* What this task involves *
Give the number of lines in the records below that contain the word "valid", and nothing more.
.....
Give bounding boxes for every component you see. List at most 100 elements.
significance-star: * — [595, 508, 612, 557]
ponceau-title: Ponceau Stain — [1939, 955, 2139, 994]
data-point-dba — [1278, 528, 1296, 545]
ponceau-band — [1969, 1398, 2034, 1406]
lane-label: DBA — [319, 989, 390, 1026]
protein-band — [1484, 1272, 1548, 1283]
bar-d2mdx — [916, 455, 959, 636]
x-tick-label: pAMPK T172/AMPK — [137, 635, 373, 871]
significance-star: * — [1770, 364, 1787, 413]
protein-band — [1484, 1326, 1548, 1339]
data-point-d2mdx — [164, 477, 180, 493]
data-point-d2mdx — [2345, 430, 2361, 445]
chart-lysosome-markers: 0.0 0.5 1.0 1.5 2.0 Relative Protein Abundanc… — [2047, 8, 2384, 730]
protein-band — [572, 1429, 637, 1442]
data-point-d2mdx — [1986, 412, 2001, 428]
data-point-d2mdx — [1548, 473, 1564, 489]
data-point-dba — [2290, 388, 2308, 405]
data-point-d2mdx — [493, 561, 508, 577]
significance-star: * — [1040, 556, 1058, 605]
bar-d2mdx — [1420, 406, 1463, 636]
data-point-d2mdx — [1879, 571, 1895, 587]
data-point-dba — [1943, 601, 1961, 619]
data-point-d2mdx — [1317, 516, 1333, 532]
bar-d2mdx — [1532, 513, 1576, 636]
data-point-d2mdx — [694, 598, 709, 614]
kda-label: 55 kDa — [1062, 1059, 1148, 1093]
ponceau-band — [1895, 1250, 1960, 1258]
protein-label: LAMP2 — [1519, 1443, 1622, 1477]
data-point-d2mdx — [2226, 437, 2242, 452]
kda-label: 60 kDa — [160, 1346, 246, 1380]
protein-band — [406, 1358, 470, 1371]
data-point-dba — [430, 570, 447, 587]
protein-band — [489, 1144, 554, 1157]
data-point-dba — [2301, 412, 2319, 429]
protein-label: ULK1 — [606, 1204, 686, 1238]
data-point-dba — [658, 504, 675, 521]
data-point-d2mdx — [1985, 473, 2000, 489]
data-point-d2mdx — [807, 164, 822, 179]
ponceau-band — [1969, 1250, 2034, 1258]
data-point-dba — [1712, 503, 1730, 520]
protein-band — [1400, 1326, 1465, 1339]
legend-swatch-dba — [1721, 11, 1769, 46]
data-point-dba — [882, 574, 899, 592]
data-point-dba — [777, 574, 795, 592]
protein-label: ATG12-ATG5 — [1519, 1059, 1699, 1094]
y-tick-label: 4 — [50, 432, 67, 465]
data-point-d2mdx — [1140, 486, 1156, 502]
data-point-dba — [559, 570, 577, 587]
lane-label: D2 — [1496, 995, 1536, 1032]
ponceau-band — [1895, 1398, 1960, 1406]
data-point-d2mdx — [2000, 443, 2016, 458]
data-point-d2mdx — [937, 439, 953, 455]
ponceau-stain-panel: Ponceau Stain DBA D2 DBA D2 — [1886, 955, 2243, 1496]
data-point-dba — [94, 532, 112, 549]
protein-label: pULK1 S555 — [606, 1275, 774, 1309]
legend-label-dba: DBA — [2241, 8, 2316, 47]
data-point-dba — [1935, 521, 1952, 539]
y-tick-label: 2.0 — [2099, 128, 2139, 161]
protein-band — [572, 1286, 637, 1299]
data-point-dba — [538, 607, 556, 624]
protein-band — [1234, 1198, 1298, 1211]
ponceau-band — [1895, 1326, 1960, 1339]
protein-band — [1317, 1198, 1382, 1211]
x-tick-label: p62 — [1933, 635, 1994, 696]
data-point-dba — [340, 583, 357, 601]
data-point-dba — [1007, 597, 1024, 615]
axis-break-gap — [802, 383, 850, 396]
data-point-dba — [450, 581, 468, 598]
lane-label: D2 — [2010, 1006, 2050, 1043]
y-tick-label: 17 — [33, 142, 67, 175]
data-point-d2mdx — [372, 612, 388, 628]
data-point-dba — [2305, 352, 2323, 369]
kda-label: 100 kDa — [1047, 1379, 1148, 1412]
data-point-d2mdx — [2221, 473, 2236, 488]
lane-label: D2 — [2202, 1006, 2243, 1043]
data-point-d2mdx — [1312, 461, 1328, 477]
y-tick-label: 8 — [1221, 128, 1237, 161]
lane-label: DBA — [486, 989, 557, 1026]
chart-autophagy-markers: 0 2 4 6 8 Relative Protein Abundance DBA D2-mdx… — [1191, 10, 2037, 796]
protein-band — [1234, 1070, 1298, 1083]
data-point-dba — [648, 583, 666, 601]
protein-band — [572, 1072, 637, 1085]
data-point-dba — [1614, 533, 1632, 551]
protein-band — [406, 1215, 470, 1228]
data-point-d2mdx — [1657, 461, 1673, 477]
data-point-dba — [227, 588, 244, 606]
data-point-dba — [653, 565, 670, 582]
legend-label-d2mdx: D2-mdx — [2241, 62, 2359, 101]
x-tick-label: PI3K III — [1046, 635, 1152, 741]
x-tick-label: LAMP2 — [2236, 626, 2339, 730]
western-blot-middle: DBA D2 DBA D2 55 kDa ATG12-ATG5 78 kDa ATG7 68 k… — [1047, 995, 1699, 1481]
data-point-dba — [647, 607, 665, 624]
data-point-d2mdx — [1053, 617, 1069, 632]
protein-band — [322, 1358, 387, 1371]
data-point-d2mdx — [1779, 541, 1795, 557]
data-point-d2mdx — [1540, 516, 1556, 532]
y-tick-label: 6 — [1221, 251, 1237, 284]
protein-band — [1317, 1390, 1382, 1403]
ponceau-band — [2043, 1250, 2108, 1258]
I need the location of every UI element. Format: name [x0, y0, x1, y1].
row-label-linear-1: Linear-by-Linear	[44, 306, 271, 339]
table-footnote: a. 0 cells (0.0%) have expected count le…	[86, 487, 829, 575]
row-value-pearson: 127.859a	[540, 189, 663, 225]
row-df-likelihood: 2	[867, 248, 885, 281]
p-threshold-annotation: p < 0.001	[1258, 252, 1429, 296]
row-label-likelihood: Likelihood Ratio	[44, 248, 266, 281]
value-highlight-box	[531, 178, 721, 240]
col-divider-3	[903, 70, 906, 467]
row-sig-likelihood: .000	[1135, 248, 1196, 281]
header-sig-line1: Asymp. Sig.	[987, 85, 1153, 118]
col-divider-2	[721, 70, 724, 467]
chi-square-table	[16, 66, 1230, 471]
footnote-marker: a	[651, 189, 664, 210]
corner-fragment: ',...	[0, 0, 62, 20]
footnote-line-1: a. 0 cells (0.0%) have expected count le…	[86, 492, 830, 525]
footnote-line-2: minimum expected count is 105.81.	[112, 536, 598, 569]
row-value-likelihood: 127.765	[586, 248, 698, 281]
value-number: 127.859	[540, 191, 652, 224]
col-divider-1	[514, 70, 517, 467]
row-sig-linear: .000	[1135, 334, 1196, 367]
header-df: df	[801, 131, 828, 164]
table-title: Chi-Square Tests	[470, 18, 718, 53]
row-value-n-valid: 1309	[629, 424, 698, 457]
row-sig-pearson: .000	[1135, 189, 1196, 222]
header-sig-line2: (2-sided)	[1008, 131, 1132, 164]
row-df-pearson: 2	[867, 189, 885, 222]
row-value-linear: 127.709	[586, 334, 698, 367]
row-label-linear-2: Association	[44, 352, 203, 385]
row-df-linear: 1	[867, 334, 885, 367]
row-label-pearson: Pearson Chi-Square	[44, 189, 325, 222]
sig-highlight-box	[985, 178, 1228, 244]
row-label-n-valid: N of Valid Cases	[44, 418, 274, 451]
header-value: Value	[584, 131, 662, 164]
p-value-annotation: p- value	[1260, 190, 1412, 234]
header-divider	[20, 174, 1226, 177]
.....
* Reply to the task *
2